> _MATERIAL SHOWN_
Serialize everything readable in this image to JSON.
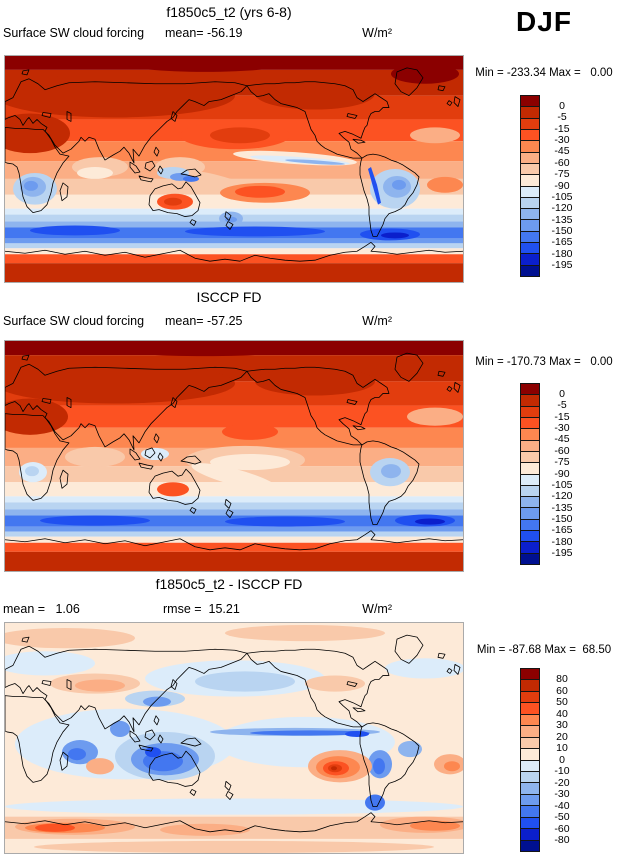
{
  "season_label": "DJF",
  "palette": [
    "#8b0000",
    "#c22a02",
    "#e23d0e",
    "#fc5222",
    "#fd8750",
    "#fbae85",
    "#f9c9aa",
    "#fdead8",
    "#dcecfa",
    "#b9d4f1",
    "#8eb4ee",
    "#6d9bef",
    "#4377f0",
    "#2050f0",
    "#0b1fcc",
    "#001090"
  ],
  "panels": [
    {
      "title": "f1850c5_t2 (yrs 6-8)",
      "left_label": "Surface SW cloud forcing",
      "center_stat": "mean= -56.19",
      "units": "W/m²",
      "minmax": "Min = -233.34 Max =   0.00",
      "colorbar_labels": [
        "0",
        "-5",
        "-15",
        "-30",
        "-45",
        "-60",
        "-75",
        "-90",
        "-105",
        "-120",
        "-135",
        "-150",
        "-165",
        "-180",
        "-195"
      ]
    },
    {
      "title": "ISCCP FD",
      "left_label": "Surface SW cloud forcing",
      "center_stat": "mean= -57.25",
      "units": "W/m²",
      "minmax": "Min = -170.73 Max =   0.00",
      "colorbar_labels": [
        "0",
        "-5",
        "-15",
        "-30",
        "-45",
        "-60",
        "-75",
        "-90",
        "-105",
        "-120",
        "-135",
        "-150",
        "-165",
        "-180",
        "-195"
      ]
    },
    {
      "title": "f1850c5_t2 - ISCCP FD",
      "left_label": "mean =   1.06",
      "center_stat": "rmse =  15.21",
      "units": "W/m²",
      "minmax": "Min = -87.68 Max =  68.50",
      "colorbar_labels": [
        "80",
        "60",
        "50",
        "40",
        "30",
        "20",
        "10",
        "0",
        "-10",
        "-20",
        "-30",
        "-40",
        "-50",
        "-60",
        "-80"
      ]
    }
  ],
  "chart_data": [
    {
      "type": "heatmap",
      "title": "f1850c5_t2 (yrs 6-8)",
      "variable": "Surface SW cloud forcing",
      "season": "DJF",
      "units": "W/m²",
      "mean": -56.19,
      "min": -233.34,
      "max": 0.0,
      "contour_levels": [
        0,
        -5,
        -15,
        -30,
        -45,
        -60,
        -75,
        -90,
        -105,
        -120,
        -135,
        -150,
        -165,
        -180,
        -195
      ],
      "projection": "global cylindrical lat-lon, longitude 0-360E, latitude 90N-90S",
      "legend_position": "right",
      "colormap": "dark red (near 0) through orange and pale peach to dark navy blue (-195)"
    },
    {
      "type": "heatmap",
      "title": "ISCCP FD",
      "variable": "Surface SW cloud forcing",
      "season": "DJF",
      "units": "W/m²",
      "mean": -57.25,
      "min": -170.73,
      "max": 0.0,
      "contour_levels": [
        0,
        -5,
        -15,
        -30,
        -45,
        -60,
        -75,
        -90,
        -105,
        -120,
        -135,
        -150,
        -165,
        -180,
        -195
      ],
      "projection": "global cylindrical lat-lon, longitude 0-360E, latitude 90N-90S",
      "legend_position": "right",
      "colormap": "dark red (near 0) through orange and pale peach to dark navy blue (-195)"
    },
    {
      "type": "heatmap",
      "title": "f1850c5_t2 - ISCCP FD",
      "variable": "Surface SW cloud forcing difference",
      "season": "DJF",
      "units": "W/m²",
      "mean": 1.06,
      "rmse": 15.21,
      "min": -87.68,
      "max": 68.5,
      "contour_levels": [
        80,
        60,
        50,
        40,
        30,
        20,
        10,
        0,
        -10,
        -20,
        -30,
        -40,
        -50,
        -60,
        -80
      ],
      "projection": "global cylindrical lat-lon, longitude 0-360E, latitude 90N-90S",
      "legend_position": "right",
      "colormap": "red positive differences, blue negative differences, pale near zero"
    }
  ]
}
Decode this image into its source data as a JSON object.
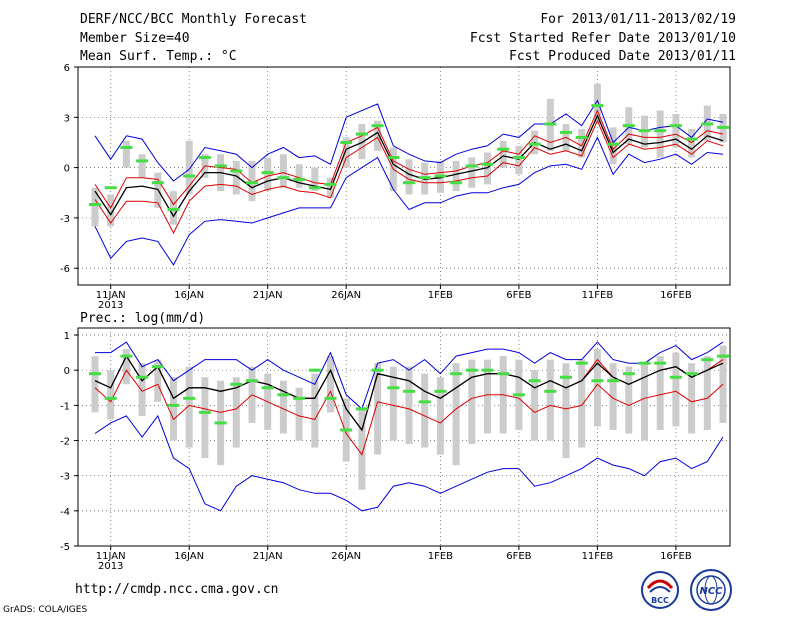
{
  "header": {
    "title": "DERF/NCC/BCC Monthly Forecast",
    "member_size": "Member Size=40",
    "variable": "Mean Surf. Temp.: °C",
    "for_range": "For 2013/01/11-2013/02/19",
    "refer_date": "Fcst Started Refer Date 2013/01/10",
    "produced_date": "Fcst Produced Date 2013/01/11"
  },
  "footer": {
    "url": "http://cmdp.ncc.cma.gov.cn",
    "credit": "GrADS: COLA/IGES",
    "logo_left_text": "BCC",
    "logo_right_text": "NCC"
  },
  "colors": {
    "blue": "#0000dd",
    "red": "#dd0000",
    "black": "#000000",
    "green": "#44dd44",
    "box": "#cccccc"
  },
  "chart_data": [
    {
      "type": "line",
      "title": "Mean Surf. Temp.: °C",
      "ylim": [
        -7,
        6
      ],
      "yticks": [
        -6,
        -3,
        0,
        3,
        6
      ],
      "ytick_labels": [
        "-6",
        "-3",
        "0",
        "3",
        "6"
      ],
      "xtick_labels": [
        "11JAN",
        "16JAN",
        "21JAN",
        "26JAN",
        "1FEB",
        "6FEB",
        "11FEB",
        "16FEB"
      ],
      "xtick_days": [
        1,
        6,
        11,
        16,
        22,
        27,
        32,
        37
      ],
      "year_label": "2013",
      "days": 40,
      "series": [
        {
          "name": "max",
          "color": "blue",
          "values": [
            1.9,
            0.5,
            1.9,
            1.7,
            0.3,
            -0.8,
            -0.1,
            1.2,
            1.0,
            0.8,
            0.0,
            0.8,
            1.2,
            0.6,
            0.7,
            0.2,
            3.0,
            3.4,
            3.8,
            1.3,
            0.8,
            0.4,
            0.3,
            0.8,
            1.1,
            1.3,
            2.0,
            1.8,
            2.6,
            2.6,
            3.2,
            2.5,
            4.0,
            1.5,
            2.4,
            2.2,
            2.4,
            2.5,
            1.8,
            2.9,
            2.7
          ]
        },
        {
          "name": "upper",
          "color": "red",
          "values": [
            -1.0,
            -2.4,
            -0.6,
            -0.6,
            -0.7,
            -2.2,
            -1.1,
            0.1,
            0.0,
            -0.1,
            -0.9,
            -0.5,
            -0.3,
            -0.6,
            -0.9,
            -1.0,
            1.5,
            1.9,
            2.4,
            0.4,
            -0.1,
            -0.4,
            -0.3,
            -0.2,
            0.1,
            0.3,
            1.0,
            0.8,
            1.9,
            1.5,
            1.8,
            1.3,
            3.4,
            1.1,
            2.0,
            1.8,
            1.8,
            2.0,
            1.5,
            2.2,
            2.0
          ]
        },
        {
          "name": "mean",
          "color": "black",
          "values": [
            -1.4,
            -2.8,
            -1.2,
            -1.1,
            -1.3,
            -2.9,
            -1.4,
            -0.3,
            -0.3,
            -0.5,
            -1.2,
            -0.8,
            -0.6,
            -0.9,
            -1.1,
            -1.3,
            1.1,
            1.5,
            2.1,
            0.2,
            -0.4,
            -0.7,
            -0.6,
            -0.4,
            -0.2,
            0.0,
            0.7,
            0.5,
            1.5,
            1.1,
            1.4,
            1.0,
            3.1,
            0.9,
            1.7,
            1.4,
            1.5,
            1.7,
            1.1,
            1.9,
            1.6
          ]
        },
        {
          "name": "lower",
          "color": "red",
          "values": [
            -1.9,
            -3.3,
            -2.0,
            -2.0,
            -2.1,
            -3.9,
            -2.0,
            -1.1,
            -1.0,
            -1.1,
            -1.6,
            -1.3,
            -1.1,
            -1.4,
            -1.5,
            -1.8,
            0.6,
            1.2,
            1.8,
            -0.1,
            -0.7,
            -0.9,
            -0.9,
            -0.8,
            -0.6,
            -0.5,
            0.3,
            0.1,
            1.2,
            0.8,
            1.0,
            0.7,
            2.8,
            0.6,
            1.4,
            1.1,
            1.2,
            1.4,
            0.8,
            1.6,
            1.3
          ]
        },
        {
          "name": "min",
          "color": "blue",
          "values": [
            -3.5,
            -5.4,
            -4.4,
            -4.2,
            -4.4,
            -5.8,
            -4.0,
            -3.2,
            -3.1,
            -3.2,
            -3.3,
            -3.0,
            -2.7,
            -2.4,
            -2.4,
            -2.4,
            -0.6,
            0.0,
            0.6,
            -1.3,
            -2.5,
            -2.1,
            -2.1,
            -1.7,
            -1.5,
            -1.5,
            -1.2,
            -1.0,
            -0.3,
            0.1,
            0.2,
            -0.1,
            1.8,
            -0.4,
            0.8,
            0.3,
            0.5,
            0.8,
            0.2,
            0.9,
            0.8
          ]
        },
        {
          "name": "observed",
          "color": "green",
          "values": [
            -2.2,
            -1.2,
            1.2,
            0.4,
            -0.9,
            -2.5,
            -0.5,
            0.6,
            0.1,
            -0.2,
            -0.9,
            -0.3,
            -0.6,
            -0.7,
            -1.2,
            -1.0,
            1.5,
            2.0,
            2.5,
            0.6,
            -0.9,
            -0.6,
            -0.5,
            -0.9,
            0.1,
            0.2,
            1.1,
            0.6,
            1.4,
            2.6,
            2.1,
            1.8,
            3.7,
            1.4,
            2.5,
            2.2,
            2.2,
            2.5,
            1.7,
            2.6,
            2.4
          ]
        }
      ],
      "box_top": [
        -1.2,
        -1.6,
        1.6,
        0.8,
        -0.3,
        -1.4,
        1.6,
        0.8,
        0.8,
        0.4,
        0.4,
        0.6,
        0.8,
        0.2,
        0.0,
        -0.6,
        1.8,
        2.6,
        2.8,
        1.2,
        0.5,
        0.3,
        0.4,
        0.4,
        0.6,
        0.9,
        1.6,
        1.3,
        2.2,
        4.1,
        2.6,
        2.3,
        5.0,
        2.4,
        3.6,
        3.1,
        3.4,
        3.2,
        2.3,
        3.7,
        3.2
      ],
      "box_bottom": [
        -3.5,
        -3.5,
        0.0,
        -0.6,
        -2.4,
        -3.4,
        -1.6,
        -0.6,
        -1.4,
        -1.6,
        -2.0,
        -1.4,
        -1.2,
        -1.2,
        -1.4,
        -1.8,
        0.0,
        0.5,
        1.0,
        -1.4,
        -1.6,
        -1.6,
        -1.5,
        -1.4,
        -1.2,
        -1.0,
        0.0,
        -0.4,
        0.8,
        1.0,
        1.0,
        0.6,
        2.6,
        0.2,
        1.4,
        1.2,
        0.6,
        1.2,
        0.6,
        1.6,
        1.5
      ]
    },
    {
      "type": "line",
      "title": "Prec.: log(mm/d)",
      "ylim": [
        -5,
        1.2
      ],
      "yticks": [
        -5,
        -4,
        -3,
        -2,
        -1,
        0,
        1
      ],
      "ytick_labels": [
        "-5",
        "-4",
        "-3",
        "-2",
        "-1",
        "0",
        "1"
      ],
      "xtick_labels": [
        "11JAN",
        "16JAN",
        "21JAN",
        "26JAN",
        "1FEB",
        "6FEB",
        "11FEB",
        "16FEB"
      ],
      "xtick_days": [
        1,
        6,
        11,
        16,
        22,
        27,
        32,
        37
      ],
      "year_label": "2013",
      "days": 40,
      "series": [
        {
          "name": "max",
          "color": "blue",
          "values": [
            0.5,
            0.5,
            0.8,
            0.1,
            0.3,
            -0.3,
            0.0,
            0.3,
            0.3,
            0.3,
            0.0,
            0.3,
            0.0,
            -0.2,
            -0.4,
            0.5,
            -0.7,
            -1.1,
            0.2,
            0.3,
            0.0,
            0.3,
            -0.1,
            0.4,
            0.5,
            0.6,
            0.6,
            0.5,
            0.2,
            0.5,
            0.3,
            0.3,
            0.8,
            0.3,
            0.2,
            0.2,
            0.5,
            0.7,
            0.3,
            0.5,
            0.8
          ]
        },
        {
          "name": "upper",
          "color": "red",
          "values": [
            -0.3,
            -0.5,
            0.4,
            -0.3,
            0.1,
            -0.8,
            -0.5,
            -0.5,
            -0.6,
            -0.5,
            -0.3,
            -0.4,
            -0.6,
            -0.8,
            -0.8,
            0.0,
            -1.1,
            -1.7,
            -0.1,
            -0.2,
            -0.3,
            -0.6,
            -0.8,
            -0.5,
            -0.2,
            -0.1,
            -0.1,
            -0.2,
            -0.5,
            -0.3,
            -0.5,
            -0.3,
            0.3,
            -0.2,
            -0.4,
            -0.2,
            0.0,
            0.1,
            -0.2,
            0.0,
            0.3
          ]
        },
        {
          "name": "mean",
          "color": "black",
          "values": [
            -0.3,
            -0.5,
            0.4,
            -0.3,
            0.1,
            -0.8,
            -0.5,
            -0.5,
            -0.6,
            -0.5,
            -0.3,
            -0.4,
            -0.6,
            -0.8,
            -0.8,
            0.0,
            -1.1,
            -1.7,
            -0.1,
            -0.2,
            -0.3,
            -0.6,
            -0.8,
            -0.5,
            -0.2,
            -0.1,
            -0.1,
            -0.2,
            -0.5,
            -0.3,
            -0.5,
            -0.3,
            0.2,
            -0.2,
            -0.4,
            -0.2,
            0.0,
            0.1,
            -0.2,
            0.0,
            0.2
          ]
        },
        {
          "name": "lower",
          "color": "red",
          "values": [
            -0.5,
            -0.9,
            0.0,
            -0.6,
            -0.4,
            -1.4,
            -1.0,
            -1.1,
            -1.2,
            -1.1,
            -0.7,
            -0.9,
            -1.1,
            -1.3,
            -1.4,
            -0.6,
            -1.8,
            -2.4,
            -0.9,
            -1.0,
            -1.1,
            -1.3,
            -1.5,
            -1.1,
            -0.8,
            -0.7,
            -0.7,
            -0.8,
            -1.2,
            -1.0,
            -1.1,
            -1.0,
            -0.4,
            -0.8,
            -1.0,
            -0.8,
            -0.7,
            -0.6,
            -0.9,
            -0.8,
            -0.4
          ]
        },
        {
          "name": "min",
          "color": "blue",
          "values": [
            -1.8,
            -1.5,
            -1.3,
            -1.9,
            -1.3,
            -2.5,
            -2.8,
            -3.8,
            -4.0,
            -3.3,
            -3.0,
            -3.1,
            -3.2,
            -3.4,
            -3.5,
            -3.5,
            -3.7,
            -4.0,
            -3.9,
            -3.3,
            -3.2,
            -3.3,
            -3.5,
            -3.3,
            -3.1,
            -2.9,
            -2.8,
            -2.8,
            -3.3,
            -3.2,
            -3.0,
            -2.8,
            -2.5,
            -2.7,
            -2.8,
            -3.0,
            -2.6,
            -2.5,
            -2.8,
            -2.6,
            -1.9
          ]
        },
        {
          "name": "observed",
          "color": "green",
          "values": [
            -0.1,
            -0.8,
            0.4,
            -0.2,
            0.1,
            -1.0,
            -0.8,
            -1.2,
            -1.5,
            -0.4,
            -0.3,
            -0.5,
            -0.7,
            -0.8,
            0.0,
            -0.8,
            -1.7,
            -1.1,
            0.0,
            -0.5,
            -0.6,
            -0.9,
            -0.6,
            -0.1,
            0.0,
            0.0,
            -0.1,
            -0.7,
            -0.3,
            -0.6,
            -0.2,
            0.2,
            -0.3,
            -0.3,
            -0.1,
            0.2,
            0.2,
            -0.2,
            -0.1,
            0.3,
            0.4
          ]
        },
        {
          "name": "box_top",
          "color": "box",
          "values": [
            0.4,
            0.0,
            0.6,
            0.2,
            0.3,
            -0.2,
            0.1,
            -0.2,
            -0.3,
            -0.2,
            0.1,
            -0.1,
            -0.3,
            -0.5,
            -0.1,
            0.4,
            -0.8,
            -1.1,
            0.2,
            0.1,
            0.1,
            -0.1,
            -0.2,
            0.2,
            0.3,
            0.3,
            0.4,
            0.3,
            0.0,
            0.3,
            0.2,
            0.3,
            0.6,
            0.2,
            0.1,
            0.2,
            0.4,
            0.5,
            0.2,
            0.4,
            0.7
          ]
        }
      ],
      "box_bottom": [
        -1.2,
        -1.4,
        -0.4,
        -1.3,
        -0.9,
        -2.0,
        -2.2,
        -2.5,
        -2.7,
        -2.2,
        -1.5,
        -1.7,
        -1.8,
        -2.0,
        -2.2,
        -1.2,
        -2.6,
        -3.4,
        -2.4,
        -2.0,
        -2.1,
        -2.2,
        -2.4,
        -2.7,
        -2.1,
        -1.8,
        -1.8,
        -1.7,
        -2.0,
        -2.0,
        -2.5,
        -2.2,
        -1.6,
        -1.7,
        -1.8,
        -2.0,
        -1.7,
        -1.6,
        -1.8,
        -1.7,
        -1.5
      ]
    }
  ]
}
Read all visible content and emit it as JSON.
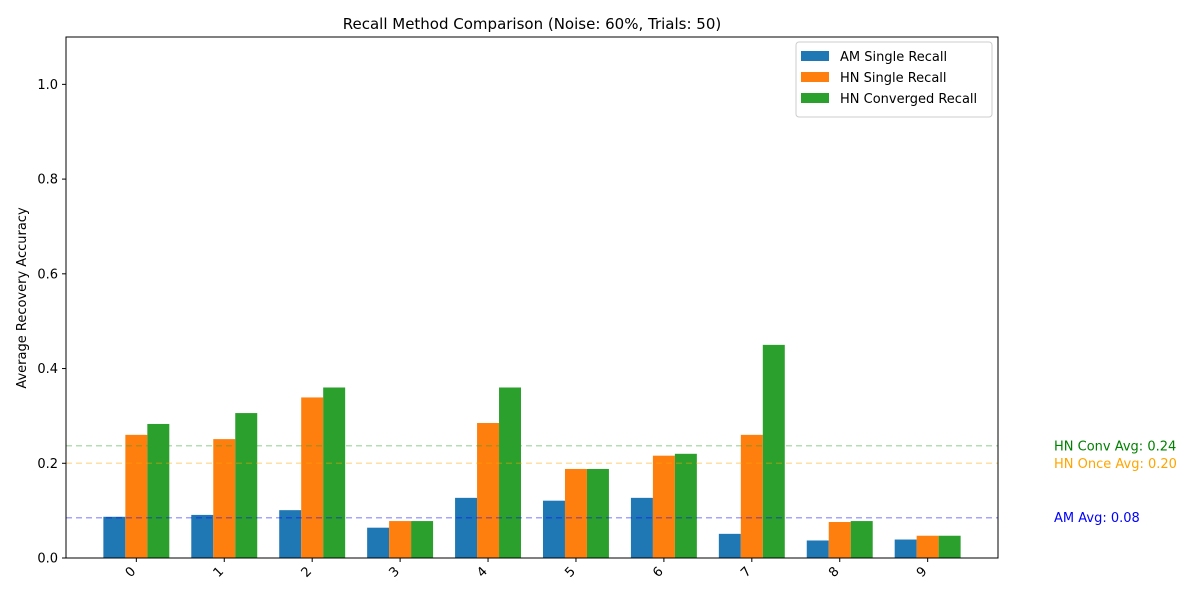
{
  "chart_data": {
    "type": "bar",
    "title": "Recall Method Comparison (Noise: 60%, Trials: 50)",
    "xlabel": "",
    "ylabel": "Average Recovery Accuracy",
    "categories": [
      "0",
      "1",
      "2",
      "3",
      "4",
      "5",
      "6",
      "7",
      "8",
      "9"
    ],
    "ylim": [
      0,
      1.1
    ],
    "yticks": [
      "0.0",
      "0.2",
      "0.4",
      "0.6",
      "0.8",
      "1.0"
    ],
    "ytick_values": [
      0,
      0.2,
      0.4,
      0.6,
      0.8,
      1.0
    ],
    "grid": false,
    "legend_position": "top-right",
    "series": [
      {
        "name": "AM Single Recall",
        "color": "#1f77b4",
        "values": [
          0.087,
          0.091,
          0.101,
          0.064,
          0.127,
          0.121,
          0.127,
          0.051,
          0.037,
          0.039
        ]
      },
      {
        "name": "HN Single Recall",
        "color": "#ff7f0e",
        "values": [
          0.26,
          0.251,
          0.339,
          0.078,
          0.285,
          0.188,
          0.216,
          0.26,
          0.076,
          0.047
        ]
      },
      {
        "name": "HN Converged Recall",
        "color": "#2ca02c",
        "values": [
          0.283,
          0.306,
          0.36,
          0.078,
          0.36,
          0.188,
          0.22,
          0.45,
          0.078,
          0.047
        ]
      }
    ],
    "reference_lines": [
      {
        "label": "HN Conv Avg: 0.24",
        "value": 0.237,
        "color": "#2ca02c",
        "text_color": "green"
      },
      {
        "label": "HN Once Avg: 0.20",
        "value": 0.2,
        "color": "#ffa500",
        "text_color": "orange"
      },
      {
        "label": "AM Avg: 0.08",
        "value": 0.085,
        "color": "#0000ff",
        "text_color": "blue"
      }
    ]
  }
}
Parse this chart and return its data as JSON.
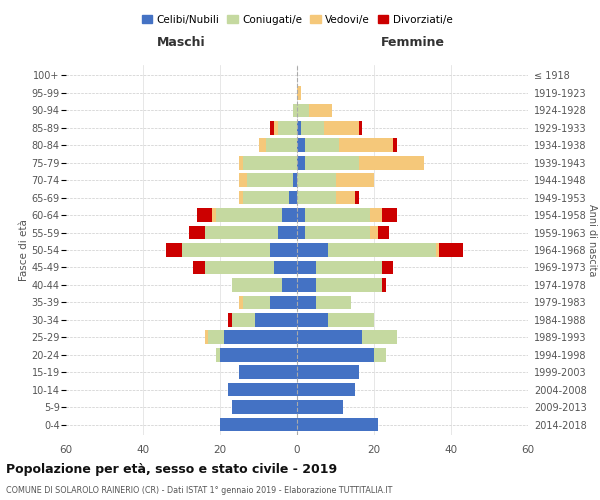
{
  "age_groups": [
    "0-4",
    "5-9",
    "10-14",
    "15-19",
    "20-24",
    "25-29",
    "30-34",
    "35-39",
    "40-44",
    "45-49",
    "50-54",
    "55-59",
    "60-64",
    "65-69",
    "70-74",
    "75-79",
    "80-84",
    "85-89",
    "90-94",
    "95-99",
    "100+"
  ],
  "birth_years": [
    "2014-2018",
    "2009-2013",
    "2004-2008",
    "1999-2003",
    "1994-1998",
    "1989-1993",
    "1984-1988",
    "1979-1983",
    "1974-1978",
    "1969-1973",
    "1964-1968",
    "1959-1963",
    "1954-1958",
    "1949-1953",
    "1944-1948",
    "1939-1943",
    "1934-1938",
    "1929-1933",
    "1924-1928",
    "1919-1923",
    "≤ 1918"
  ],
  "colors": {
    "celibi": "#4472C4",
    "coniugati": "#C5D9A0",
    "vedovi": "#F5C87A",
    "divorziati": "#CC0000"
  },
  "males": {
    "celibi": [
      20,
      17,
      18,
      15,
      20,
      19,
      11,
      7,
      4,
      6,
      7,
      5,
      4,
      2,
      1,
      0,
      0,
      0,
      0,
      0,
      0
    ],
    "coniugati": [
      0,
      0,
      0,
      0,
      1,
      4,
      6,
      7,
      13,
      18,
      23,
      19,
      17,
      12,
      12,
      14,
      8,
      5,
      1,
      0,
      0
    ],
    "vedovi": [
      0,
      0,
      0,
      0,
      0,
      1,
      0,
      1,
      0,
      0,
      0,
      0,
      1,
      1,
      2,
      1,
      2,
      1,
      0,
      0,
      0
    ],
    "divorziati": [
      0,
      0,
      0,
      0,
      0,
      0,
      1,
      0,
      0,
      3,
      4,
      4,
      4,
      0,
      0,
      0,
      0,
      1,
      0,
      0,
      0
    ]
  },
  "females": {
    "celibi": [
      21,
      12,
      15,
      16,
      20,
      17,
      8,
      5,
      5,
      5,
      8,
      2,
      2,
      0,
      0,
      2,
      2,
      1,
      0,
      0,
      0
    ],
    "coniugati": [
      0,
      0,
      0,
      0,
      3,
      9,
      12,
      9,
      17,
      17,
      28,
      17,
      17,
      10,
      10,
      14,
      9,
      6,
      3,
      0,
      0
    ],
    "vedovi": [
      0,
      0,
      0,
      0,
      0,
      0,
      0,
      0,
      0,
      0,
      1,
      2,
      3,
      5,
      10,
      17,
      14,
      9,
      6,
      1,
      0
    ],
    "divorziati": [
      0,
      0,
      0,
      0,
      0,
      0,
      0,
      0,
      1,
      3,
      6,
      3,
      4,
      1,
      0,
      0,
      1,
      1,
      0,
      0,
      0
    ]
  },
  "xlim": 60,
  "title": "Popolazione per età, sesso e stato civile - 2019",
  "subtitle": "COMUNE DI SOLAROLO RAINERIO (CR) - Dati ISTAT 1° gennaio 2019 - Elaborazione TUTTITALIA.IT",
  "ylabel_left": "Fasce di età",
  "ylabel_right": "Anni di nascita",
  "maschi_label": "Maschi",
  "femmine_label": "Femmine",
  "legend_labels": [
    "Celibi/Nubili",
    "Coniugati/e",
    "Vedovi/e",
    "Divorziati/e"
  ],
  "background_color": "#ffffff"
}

> _EXERCISE INSTRUCTIONS_
Find every line in the records that contains the word "JSON"; copy those lines.

> _RESULT OF THE TASK_
Serialize everything readable in this image to JSON.
Decode this image into its source data as a JSON object.
Read all visible content and emit it as JSON.
Parse this chart and return its data as JSON.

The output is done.